INSTRUCTIONS TO FOLLOW:
With the pictures omitted, write out the entries that follow exactly as they stand.
• • • •
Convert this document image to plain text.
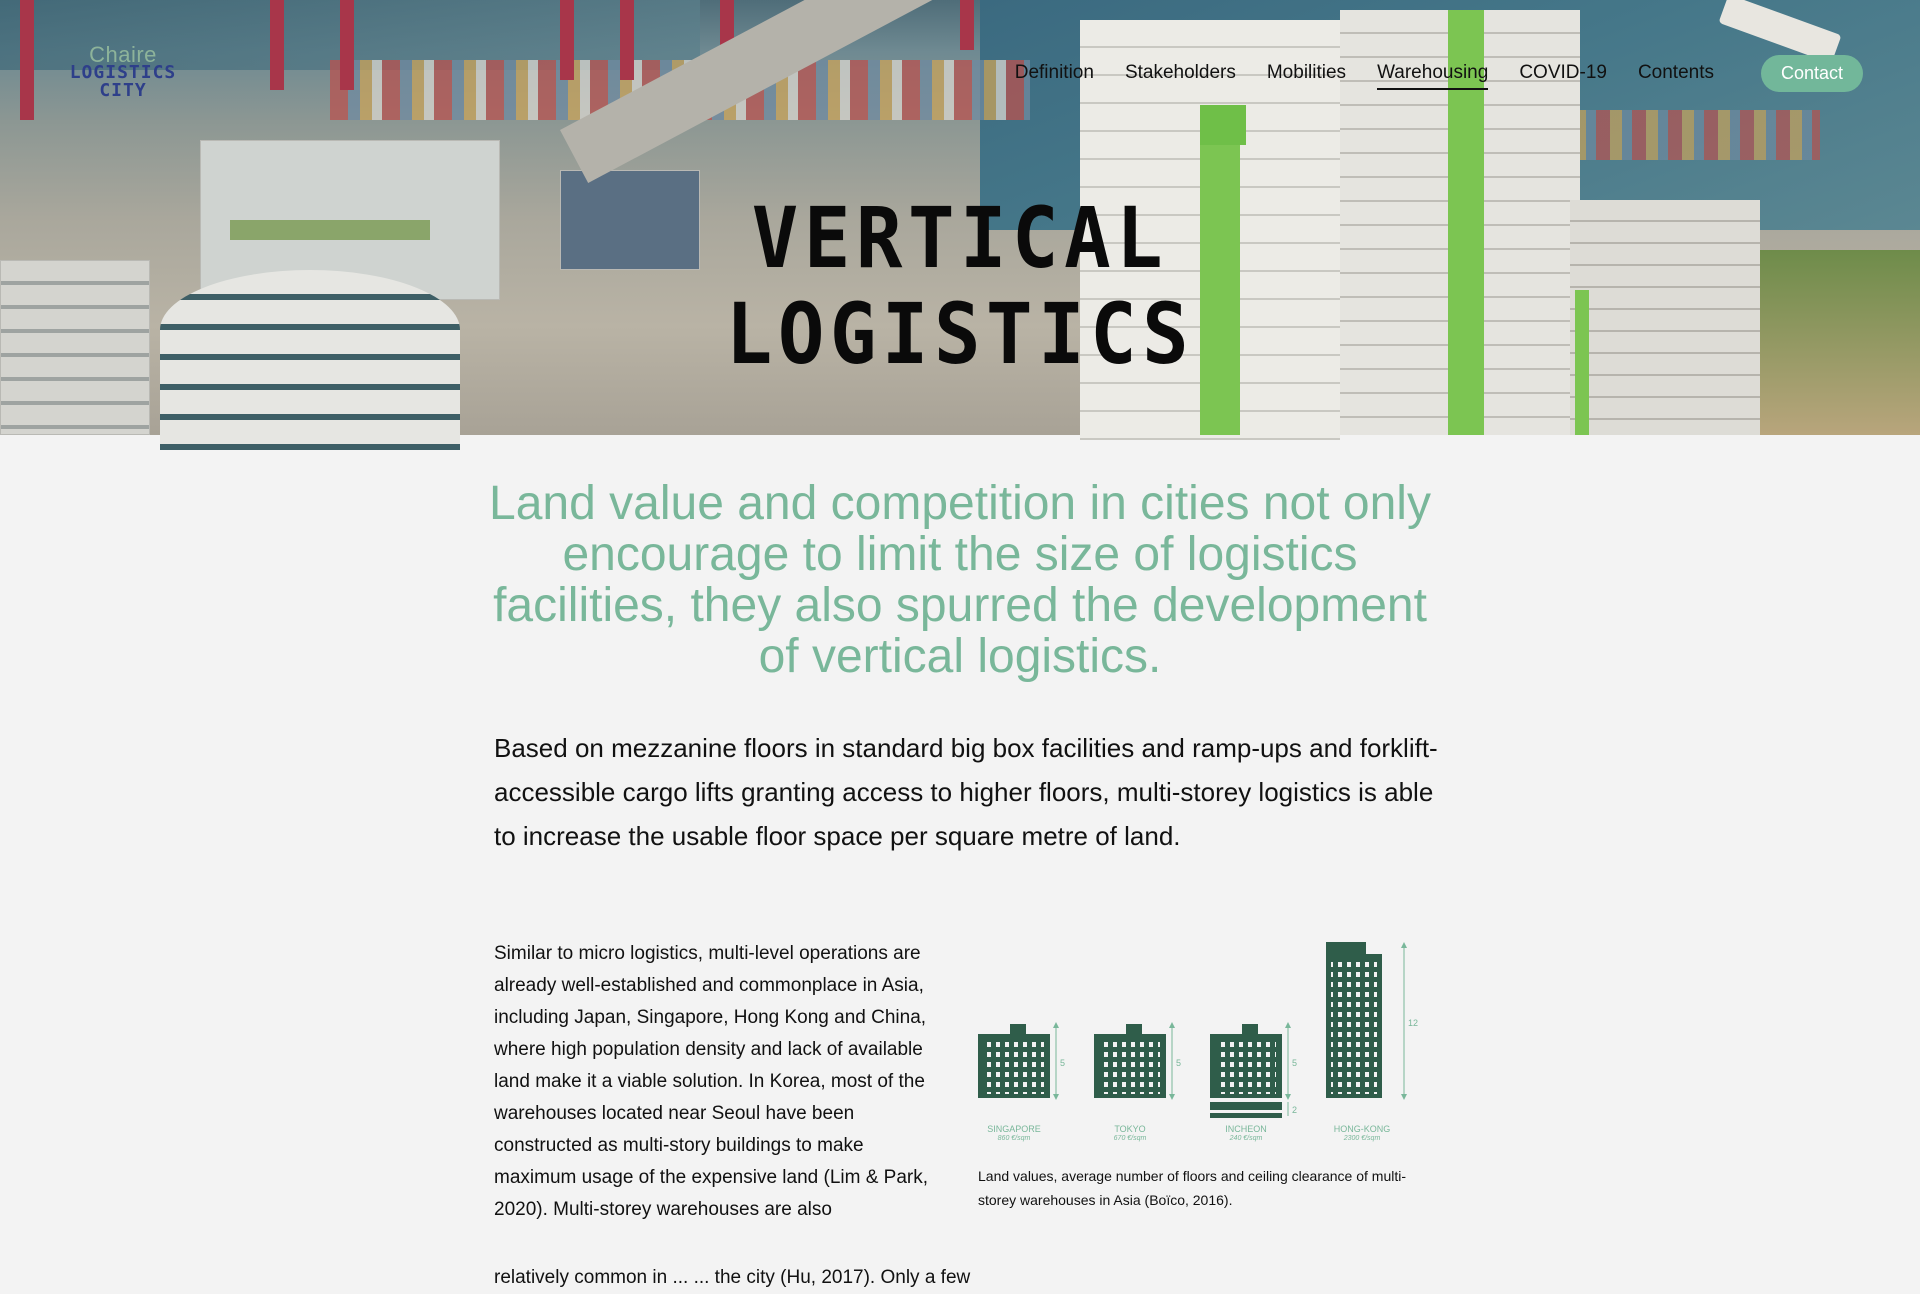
Chaire
LOGISTICS
CITY
Definition Stakeholders Mobilities Warehousing COVID-19 Contents	Contact
VERTICAL
LOGISTICS

Land value and competition in cities not only encourage to limit the size of logistics facilities, they also spurred the development of vertical logistics.

Based on mezzanine floors in standard big box facilities and ramp-ups and forklift-accessible cargo lifts granting access to higher floors, multi-storey logistics is able to increase the usable floor space per square metre of land.

Similar to micro logistics, multi-level operations are already well-established and commonplace in Asia, including Japan, Singapore, Hong Kong and China, where high population density and lack of available land make it a viable solution. In Korea, most of the warehouses located near Seoul have been constructed as multi-story buildings to make maximum usage of the expensive land (Lim & Park, 2020). Multi-storey warehouses are also

5
SINGAPORE
860 €/sqm
5
TOKYO
670 €/sqm
5
2
INCHEON
240 €/sqm
12
HONG-KONG
2300 €/sqm

Land values, average number of floors and ceiling clearance of multi-storey warehouses in Asia (Boïco, 2016).

relatively common in ... ... the city (Hu, 2017). Only a few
• • • •
RESULT OF THE EXERCISE:
Convert this document image to plain text.
Chaire
LOGISTICS
CITY
Definition Stakeholders Mobilities Warehousing COVID-19 Contents	Contact
VERTICAL
LOGISTICS

Land value and competition in cities not only encourage to limit the size of logistics facilities, they also spurred the development of vertical logistics.

Based on mezzanine floors in standard big box facilities and ramp-ups and forklift-accessible cargo lifts granting access to higher floors, multi-storey logistics is able to increase the usable floor space per square metre of land.

Similar to micro logistics, multi-level operations are already well-established and commonplace in Asia, including Japan, Singapore, Hong Kong and China, where high population density and lack of available land make it a viable solution. In Korea, most of the warehouses located near Seoul have been constructed as multi-story buildings to make maximum usage of the expensive land (Lim & Park, 2020). Multi-storey warehouses are also

5
SINGAPORE
860 €/sqm
5
TOKYO
670 €/sqm
5
2
INCHEON
240 €/sqm
12
HONG-KONG
2300 €/sqm

Land values, average number of floors and ceiling clearance of multi-storey warehouses in Asia (Boïco, 2016).

relatively common in ... ... the city (Hu, 2017). Only a few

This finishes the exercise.